WORK TO BE COMPLETED: Across all the lines below, how many contain the string "Hong"? Please reply with the number only.

TASK INPUT:
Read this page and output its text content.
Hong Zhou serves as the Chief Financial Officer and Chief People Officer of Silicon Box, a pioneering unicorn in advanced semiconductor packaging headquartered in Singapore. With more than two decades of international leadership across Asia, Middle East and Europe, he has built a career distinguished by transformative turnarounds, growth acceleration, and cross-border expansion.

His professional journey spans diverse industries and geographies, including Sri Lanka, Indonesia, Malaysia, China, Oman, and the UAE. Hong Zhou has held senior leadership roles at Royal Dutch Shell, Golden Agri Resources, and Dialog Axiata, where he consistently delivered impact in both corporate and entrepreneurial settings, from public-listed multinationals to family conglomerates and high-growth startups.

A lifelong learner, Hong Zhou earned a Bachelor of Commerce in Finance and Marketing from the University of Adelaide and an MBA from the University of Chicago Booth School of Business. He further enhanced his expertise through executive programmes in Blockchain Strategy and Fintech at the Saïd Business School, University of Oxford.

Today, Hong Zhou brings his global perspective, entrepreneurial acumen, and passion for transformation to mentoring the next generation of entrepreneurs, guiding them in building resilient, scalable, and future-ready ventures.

RESPONSE FOR THIS EXERCISE: 4